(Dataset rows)
--- --- ---

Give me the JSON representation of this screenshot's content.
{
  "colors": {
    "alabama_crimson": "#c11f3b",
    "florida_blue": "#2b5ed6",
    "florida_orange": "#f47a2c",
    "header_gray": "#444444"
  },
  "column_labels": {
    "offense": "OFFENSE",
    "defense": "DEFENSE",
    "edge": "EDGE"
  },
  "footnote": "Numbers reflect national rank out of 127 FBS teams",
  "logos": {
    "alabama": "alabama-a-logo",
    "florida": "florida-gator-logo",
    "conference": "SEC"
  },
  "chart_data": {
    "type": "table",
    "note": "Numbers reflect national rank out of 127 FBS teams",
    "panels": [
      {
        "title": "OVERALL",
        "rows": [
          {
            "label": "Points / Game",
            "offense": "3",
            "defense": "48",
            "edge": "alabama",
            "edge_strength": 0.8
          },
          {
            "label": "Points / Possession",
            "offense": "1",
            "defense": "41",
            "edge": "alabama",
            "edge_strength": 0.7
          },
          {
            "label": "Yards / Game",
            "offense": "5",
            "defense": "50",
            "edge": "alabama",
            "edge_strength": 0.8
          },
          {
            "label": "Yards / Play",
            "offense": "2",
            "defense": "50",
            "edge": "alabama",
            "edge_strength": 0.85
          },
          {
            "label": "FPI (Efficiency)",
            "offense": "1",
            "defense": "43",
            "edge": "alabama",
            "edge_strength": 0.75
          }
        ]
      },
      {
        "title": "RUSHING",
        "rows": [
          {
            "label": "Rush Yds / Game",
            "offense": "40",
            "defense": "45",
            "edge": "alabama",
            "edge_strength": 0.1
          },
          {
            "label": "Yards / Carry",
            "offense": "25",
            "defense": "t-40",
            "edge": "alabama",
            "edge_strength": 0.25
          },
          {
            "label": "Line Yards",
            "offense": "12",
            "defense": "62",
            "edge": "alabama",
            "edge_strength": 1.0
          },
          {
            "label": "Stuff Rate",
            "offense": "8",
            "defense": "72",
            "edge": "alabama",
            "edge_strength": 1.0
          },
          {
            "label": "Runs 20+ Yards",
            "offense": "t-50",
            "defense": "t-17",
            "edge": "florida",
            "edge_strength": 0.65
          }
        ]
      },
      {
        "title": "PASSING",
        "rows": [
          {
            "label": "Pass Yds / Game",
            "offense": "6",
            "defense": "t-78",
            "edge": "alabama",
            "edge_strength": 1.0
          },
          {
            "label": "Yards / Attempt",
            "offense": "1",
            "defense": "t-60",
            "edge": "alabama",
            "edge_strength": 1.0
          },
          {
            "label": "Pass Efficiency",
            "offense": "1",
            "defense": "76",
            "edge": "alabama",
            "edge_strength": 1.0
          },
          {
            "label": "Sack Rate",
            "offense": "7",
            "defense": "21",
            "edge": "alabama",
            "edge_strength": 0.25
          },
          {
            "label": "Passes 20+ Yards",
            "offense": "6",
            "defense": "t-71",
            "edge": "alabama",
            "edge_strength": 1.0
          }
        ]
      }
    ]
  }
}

--- --- ---

#### [OBJECTIVE]
Determine the number of lines where the string "Yards" occurs, and give that number only.

#### [SOLUTION TO THIS TASK]
7